*Stated exercise*
Exactly repeat all the records below, omitting the images they hold.

*Collected data*
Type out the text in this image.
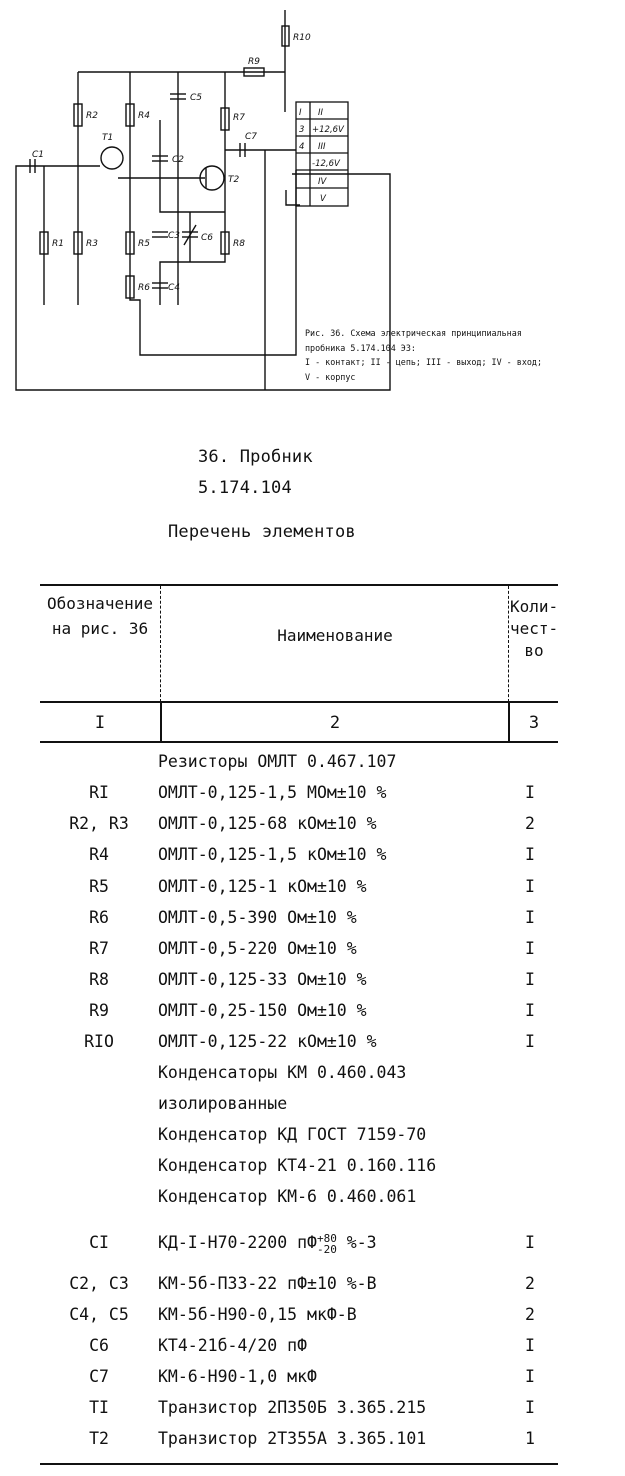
I II
3 +12,6V
4 III
-12,6V
IV
V
R10
R9
R2	R4
C5
R7
C7
T1
C1	C2
T2
R1 R3	R5
C3 C6
R8
R6 C4
Рис. 36. Схема электрическая принципиальная
пробника 5.174.104 ЭЗ:
I - контакт; II - цепь; III - выход; IV - вход;
V - корпус
36. Пробник
5.174.104
Перечень элементов
Обозначение
на рис. 36	Наименование
Коли-
чест-
во
I	2	3
Резисторы ОМЛТ 0.467.107
RI	ОМЛТ-0,125-1,5 МОм±10 %	I
R2, R3	ОМЛТ-0,125-68 кОм±10 %	2
R4	ОМЛТ-0,125-1,5 кОм±10 %	I
R5	ОМЛТ-0,125-1 кОм±10 %	I
R6	ОМЛТ-0,5-390 Ом±10 %	I
R7	ОМЛТ-0,5-220 Ом±10 %	I
R8	ОМЛТ-0,125-33 Ом±10 %	I
R9	ОМЛТ-0,25-150 Ом±10 %	I
RIO	ОМЛТ-0,125-22 кОм±10 %	I
Конденсаторы КМ 0.460.043
изолированные
Конденсатор КД ГОСТ 7159-70
Конденсатор КТ4-21 0.160.116
Конденсатор КМ-6 0.460.061
CI	КД-I-H70-2200 пФ +80
-20 %-3	I
C2, C3	КМ-5б-П33-22 пФ±10 %-В	2
C4, C5	КМ-5б-Н90-0,15 мкФ-В	2
C6	КТ4-21б-4/20 пФ	I
C7	КМ-6-Н90-1,0 мкФ	I
TI	Транзистор 2П350Б 3.365.215	I
T2	Транзистор 2Т355А 3.365.101	1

*Complete response*
Type out the text in this image.
I II
3 +12,6V
4 III
-12,6V
IV
V
R10
R9
R2	R4
C5
R7
C7
T1
C1	C2
T2
R1 R3	R5
C3 C6
R8
R6 C4
Рис. 36. Схема электрическая принципиальная
пробника 5.174.104 ЭЗ:
I - контакт; II - цепь; III - выход; IV - вход;
V - корпус
36. Пробник
5.174.104
Перечень элементов
Обозначение
на рис. 36	Наименование
Коли-
чест-
во
I	2	3
Резисторы ОМЛТ 0.467.107
RI	ОМЛТ-0,125-1,5 МОм±10 %	I
R2, R3	ОМЛТ-0,125-68 кОм±10 %	2
R4	ОМЛТ-0,125-1,5 кОм±10 %	I
R5	ОМЛТ-0,125-1 кОм±10 %	I
R6	ОМЛТ-0,5-390 Ом±10 %	I
R7	ОМЛТ-0,5-220 Ом±10 %	I
R8	ОМЛТ-0,125-33 Ом±10 %	I
R9	ОМЛТ-0,25-150 Ом±10 %	I
RIO	ОМЛТ-0,125-22 кОм±10 %	I
Конденсаторы КМ 0.460.043
изолированные
Конденсатор КД ГОСТ 7159-70
Конденсатор КТ4-21 0.160.116
Конденсатор КМ-6 0.460.061
CI	КД-I-H70-2200 пФ +80
-20 %-3	I
C2, C3	КМ-5б-П33-22 пФ±10 %-В	2
C4, C5	КМ-5б-Н90-0,15 мкФ-В	2
C6	КТ4-21б-4/20 пФ	I
C7	КМ-6-Н90-1,0 мкФ	I
TI	Транзистор 2П350Б 3.365.215	I
T2	Транзистор 2Т355А 3.365.101	1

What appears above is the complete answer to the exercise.